Extrait choisi ->

········

Absolutely Must Go, récit de la lutte du peuple chagossien, était tout dernièrement au Marché du Film à Cannes. Un film documentaire du franco-mauricien S. Jean-Noël Pierre, produit par Wady Films, qui retrace cette quête vers une dignité bafouée à travers la famille Bancoult.

Co-écrit avec Sébastien Bonetti, Absolutely Must Go retrace le combat des chagossiens. Un documentaire de 75 minutes, tourné entre 2015 et 2019, ou leur déracinement brutal et tragique est mis en lumière à travers la famille Bancoult. Des évènements historiques sont évoqués, entre autres la décision en faveur de Maurice prononcée par la Cour Internationale de La Haye. L’idée derrière Absolutely Must Go “C’est de raconter une histoire et d’essayer de comprendre à travers la famille Bancoult ce qui s’est passé”, souligne S. Jean-Noël Pierre. Présent au Marché du Film à Cannes la semaine dernière, Absolutely Must Go sera sur un autre festival aux Etats-Unis prochainement. L’équipe travaille avec une boite américaine pour trouver des diffuseurs. A la base, une avant-première en France avec Olivier Bancoult était envisagée, mais la Covid-19 complique les choses, même au niveau de la distribution du film.

········

Données brutes ->

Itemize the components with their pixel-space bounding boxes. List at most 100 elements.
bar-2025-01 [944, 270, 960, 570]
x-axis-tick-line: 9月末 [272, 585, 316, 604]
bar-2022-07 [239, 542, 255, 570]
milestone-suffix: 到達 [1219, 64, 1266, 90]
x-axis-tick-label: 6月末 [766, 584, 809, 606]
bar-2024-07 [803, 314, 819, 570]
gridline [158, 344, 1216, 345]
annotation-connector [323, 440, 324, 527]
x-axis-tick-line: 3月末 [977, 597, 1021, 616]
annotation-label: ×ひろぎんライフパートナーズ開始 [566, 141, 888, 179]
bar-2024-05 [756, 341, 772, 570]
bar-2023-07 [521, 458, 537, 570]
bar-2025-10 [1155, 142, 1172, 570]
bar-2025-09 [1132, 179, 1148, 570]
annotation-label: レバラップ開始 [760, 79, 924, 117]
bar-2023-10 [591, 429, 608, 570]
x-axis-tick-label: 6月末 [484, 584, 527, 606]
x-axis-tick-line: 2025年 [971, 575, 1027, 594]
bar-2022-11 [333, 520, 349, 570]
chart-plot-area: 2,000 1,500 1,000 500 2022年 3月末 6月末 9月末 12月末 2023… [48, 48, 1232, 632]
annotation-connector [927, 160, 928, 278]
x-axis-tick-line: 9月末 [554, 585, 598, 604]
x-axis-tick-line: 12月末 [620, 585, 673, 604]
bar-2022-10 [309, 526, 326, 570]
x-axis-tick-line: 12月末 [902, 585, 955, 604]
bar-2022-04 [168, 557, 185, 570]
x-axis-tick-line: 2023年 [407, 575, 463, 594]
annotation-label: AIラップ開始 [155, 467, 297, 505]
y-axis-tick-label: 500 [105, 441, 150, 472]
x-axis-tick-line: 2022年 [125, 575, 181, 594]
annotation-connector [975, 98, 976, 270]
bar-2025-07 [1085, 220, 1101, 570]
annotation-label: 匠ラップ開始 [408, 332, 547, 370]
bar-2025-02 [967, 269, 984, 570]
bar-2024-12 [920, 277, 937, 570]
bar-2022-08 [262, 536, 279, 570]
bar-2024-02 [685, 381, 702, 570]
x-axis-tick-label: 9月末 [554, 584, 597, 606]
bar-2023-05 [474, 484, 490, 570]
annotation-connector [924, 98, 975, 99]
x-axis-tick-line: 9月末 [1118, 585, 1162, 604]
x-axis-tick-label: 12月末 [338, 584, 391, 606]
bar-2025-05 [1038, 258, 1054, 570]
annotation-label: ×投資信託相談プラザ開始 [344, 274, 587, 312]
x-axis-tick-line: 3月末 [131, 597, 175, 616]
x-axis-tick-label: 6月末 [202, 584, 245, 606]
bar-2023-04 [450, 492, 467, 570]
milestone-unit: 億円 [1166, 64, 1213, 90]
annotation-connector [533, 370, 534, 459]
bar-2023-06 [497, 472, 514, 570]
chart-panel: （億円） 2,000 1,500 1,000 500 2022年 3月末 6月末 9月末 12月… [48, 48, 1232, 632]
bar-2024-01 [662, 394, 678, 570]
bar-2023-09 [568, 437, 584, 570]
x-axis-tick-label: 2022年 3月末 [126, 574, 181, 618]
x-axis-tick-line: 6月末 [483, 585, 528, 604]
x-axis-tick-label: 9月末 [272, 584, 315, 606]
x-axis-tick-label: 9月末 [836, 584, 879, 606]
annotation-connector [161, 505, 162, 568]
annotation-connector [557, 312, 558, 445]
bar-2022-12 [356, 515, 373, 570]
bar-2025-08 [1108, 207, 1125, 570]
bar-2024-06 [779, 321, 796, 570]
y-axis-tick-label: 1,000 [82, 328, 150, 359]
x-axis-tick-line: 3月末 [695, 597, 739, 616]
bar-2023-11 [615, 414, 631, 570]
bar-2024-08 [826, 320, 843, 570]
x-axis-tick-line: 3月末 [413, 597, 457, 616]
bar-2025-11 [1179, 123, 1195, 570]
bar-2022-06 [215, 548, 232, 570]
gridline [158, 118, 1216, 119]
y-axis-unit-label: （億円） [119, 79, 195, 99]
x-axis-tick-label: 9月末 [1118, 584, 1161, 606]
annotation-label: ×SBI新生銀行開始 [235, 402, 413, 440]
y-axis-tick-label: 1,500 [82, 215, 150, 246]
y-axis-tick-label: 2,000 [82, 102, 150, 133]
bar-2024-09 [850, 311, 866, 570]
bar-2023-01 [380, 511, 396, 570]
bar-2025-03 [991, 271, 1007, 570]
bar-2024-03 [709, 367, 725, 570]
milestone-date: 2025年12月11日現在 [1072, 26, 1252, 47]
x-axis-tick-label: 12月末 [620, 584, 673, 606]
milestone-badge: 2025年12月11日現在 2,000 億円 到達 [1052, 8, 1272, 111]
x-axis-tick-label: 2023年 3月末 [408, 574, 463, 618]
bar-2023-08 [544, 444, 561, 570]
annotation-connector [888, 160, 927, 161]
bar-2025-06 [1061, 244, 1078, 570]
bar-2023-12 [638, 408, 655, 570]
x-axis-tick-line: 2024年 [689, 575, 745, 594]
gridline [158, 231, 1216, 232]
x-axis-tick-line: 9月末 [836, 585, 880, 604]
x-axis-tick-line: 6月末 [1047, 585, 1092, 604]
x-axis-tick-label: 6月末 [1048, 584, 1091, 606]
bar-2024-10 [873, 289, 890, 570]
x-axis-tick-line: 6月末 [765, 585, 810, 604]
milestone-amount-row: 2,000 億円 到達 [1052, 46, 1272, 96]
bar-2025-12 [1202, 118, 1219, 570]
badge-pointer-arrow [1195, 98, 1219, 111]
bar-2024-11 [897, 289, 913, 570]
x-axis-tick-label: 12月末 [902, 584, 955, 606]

········

Travail à réaliser ->
[A] Reproduisez fidèlement le passage de l'extrait sur Absolutely Must Go allant de "Absolutely Must Go, récit" jusqu'à "bafouée à travers la famille Bancoult." inclus.
[B] D'après l'extrait sur Absolutely Must Go, pourquoi l'avant-première envisagée en France avec Olivier Bancoult pose-t-elle difficulté ? Répondez en une à trois phrases.
[C] Poursuivez l'extrait sur Absolutely Must Go après sa dernière phrase.
Les enregistrements n'interviennent en rien ici.

Liste des réponses ->
[A]
Absolutely Must Go, récit de la lutte du peuple chagossien, était tout dernièrement au Marché du Film à Cannes. Un film documentaire du franco-mauricien S. Jean-Noël Pierre, produit par Wady Films, qui retrace cette quête vers une dignité bafouée à travers la famille Bancoult.

[B] L'avant-première en France avec Olivier Bancoult était prévue au départ, mais la Covid-19 complique les choses. Cette difficulté touche aussi la distribution du film.

[C]
Laisser vivre l’histoire

Absolutely Must Go présente combat et une quête pour un retour vers la terre ancestrale. Le tournage du documentaire a démarré en 2015. Le réalisateur explique avoir choisi de “laisser vivre l’histoire”. S’ensuivirent des va-et-vients entre la France et Maurice, en passant par les Pays Bas à la Cour de Justice de La Haye. L’équipe de tournage s’est aussi rendue à Edimbourg pour rencontrer l’anthropologue britannique Laura Jeffery populaire pour ses écrits sur la situation des réfugiés chagossiens.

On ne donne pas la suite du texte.